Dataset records
----------------
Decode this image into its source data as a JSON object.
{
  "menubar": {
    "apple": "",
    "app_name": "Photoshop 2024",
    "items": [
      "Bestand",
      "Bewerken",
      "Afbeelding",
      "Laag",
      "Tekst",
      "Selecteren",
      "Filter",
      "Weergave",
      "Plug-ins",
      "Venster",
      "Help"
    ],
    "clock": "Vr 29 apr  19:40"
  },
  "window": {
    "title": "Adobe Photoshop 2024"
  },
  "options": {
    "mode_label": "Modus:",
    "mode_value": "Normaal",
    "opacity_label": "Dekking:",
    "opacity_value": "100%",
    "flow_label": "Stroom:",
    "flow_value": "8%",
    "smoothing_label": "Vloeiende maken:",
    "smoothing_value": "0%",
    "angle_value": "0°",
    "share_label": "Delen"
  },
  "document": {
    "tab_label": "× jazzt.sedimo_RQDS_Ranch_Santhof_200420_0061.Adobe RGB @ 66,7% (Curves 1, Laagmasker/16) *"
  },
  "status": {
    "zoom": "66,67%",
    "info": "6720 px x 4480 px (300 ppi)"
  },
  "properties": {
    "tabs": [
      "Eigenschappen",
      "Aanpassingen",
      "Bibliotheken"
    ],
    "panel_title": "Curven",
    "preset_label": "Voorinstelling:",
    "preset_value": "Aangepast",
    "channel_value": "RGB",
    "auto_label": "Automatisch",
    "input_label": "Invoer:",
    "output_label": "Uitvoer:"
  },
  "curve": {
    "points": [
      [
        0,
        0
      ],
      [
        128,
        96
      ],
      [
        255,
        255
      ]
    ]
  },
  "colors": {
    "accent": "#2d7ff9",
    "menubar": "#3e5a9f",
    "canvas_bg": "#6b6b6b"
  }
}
----------------
__Task prompt__. Repeat the material above in full, exactly as it stands.

__Full response__.
Decode this image into its source data as a JSON object.
{
  "menubar": {
    "apple": "",
    "app_name": "Photoshop 2024",
    "items": [
      "Bestand",
      "Bewerken",
      "Afbeelding",
      "Laag",
      "Tekst",
      "Selecteren",
      "Filter",
      "Weergave",
      "Plug-ins",
      "Venster",
      "Help"
    ],
    "clock": "Vr 29 apr  19:40"
  },
  "window": {
    "title": "Adobe Photoshop 2024"
  },
  "options": {
    "mode_label": "Modus:",
    "mode_value": "Normaal",
    "opacity_label": "Dekking:",
    "opacity_value": "100%",
    "flow_label": "Stroom:",
    "flow_value": "8%",
    "smoothing_label": "Vloeiende maken:",
    "smoothing_value": "0%",
    "angle_value": "0°",
    "share_label": "Delen"
  },
  "document": {
    "tab_label": "× jazzt.sedimo_RQDS_Ranch_Santhof_200420_0061.Adobe RGB @ 66,7% (Curves 1, Laagmasker/16) *"
  },
  "status": {
    "zoom": "66,67%",
    "info": "6720 px x 4480 px (300 ppi)"
  },
  "properties": {
    "tabs": [
      "Eigenschappen",
      "Aanpassingen",
      "Bibliotheken"
    ],
    "panel_title": "Curven",
    "preset_label": "Voorinstelling:",
    "preset_value": "Aangepast",
    "channel_value": "RGB",
    "auto_label": "Automatisch",
    "input_label": "Invoer:",
    "output_label": "Uitvoer:"
  },
  "curve": {
    "points": [
      [
        0,
        0
      ],
      [
        128,
        96
      ],
      [
        255,
        255
      ]
    ]
  },
  "colors": {
    "accent": "#2d7ff9",
    "menubar": "#3e5a9f",
    "canvas_bg": "#6b6b6b"
  }
}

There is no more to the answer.